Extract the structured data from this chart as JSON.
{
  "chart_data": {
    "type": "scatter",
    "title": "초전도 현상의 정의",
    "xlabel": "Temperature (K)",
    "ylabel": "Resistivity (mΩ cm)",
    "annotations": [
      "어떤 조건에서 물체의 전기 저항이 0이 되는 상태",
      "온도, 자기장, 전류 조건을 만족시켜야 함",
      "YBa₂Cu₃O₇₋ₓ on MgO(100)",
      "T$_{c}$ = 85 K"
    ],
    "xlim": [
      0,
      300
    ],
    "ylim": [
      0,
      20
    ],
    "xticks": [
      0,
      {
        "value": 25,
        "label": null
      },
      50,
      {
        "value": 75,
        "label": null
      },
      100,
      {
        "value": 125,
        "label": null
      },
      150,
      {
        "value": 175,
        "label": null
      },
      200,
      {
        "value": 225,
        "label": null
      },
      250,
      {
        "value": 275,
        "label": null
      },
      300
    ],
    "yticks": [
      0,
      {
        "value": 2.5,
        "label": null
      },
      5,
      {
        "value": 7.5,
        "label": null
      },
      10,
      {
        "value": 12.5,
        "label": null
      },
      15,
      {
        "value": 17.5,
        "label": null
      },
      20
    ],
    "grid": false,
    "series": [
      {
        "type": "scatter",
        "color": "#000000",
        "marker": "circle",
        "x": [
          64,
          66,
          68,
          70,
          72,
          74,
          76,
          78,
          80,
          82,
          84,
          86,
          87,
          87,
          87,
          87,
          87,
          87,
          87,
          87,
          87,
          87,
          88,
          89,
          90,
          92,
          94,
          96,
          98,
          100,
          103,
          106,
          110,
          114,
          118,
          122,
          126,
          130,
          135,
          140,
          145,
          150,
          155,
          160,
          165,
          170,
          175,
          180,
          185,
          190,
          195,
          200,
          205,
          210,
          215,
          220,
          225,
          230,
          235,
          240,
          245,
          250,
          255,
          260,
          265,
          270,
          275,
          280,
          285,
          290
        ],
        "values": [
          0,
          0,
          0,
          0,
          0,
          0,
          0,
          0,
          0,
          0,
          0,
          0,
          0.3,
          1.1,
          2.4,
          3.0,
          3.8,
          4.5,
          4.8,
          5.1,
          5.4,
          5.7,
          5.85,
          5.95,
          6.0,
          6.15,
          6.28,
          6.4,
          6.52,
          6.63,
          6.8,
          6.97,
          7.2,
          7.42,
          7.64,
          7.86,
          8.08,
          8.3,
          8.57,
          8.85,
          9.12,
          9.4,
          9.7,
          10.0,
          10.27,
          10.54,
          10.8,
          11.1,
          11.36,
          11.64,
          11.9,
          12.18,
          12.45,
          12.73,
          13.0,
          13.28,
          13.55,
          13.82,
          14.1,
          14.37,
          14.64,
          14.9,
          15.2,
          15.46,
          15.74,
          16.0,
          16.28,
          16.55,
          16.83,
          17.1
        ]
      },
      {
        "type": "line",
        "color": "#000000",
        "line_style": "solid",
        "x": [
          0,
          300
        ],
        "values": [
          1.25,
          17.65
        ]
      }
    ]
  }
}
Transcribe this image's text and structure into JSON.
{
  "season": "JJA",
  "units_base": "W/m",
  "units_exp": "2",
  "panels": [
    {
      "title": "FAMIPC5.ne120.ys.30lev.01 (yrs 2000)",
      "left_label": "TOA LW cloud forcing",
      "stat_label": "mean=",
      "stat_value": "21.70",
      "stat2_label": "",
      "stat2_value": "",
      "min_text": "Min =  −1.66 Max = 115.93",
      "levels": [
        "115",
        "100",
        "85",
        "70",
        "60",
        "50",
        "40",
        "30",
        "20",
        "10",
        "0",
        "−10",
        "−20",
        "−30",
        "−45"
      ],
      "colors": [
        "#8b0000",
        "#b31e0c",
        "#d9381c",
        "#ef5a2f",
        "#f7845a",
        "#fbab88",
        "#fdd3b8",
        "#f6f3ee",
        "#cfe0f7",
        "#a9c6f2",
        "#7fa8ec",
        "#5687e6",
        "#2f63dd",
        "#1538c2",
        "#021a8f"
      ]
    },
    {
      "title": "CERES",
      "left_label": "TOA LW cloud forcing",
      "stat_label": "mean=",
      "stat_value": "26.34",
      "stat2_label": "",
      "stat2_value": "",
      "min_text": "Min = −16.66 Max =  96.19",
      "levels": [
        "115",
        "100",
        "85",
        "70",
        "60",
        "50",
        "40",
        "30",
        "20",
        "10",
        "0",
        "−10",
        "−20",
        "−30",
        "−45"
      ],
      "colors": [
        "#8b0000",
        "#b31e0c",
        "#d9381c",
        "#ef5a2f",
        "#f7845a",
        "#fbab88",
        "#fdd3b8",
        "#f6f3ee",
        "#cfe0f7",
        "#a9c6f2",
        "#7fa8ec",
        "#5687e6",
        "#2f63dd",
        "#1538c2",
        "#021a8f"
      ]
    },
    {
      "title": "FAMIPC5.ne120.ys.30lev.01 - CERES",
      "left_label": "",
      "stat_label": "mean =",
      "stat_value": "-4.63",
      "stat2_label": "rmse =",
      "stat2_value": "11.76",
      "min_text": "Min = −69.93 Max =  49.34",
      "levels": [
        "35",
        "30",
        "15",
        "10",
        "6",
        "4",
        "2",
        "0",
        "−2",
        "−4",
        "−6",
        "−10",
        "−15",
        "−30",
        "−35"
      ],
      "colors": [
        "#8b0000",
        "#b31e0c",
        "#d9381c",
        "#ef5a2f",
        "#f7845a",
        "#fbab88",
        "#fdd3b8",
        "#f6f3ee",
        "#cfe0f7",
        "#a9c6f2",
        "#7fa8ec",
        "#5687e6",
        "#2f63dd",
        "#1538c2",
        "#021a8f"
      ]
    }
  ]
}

**Given instruction**
Retype all of the data shown above, word for word.

**Exercise output**
Extract the structured data from this chart as JSON.
{
  "chart_data": {
    "type": "scatter",
    "title": "초전도 현상의 정의",
    "xlabel": "Temperature (K)",
    "ylabel": "Resistivity (mΩ cm)",
    "annotations": [
      "어떤 조건에서 물체의 전기 저항이 0이 되는 상태",
      "온도, 자기장, 전류 조건을 만족시켜야 함",
      "YBa₂Cu₃O₇₋ₓ on MgO(100)",
      "T$_{c}$ = 85 K"
    ],
    "xlim": [
      0,
      300
    ],
    "ylim": [
      0,
      20
    ],
    "xticks": [
      0,
      {
        "value": 25,
        "label": null
      },
      50,
      {
        "value": 75,
        "label": null
      },
      100,
      {
        "value": 125,
        "label": null
      },
      150,
      {
        "value": 175,
        "label": null
      },
      200,
      {
        "value": 225,
        "label": null
      },
      250,
      {
        "value": 275,
        "label": null
      },
      300
    ],
    "yticks": [
      0,
      {
        "value": 2.5,
        "label": null
      },
      5,
      {
        "value": 7.5,
        "label": null
      },
      10,
      {
        "value": 12.5,
        "label": null
      },
      15,
      {
        "value": 17.5,
        "label": null
      },
      20
    ],
    "grid": false,
    "series": [
      {
        "type": "scatter",
        "color": "#000000",
        "marker": "circle",
        "x": [
          64,
          66,
          68,
          70,
          72,
          74,
          76,
          78,
          80,
          82,
          84,
          86,
          87,
          87,
          87,
          87,
          87,
          87,
          87,
          87,
          87,
          87,
          88,
          89,
          90,
          92,
          94,
          96,
          98,
          100,
          103,
          106,
          110,
          114,
          118,
          122,
          126,
          130,
          135,
          140,
          145,
          150,
          155,
          160,
          165,
          170,
          175,
          180,
          185,
          190,
          195,
          200,
          205,
          210,
          215,
          220,
          225,
          230,
          235,
          240,
          245,
          250,
          255,
          260,
          265,
          270,
          275,
          280,
          285,
          290
        ],
        "values": [
          0,
          0,
          0,
          0,
          0,
          0,
          0,
          0,
          0,
          0,
          0,
          0,
          0.3,
          1.1,
          2.4,
          3.0,
          3.8,
          4.5,
          4.8,
          5.1,
          5.4,
          5.7,
          5.85,
          5.95,
          6.0,
          6.15,
          6.28,
          6.4,
          6.52,
          6.63,
          6.8,
          6.97,
          7.2,
          7.42,
          7.64,
          7.86,
          8.08,
          8.3,
          8.57,
          8.85,
          9.12,
          9.4,
          9.7,
          10.0,
          10.27,
          10.54,
          10.8,
          11.1,
          11.36,
          11.64,
          11.9,
          12.18,
          12.45,
          12.73,
          13.0,
          13.28,
          13.55,
          13.82,
          14.1,
          14.37,
          14.64,
          14.9,
          15.2,
          15.46,
          15.74,
          16.0,
          16.28,
          16.55,
          16.83,
          17.1
        ]
      },
      {
        "type": "line",
        "color": "#000000",
        "line_style": "solid",
        "x": [
          0,
          300
        ],
        "values": [
          1.25,
          17.65
        ]
      }
    ]
  }
}
Transcribe this image's text and structure into JSON.
{
  "season": "JJA",
  "units_base": "W/m",
  "units_exp": "2",
  "panels": [
    {
      "title": "FAMIPC5.ne120.ys.30lev.01 (yrs 2000)",
      "left_label": "TOA LW cloud forcing",
      "stat_label": "mean=",
      "stat_value": "21.70",
      "stat2_label": "",
      "stat2_value": "",
      "min_text": "Min =  −1.66 Max = 115.93",
      "levels": [
        "115",
        "100",
        "85",
        "70",
        "60",
        "50",
        "40",
        "30",
        "20",
        "10",
        "0",
        "−10",
        "−20",
        "−30",
        "−45"
      ],
      "colors": [
        "#8b0000",
        "#b31e0c",
        "#d9381c",
        "#ef5a2f",
        "#f7845a",
        "#fbab88",
        "#fdd3b8",
        "#f6f3ee",
        "#cfe0f7",
        "#a9c6f2",
        "#7fa8ec",
        "#5687e6",
        "#2f63dd",
        "#1538c2",
        "#021a8f"
      ]
    },
    {
      "title": "CERES",
      "left_label": "TOA LW cloud forcing",
      "stat_label": "mean=",
      "stat_value": "26.34",
      "stat2_label": "",
      "stat2_value": "",
      "min_text": "Min = −16.66 Max =  96.19",
      "levels": [
        "115",
        "100",
        "85",
        "70",
        "60",
        "50",
        "40",
        "30",
        "20",
        "10",
        "0",
        "−10",
        "−20",
        "−30",
        "−45"
      ],
      "colors": [
        "#8b0000",
        "#b31e0c",
        "#d9381c",
        "#ef5a2f",
        "#f7845a",
        "#fbab88",
        "#fdd3b8",
        "#f6f3ee",
        "#cfe0f7",
        "#a9c6f2",
        "#7fa8ec",
        "#5687e6",
        "#2f63dd",
        "#1538c2",
        "#021a8f"
      ]
    },
    {
      "title": "FAMIPC5.ne120.ys.30lev.01 - CERES",
      "left_label": "",
      "stat_label": "mean =",
      "stat_value": "-4.63",
      "stat2_label": "rmse =",
      "stat2_value": "11.76",
      "min_text": "Min = −69.93 Max =  49.34",
      "levels": [
        "35",
        "30",
        "15",
        "10",
        "6",
        "4",
        "2",
        "0",
        "−2",
        "−4",
        "−6",
        "−10",
        "−15",
        "−30",
        "−35"
      ],
      "colors": [
        "#8b0000",
        "#b31e0c",
        "#d9381c",
        "#ef5a2f",
        "#f7845a",
        "#fbab88",
        "#fdd3b8",
        "#f6f3ee",
        "#cfe0f7",
        "#a9c6f2",
        "#7fa8ec",
        "#5687e6",
        "#2f63dd",
        "#1538c2",
        "#021a8f"
      ]
    }
  ]
}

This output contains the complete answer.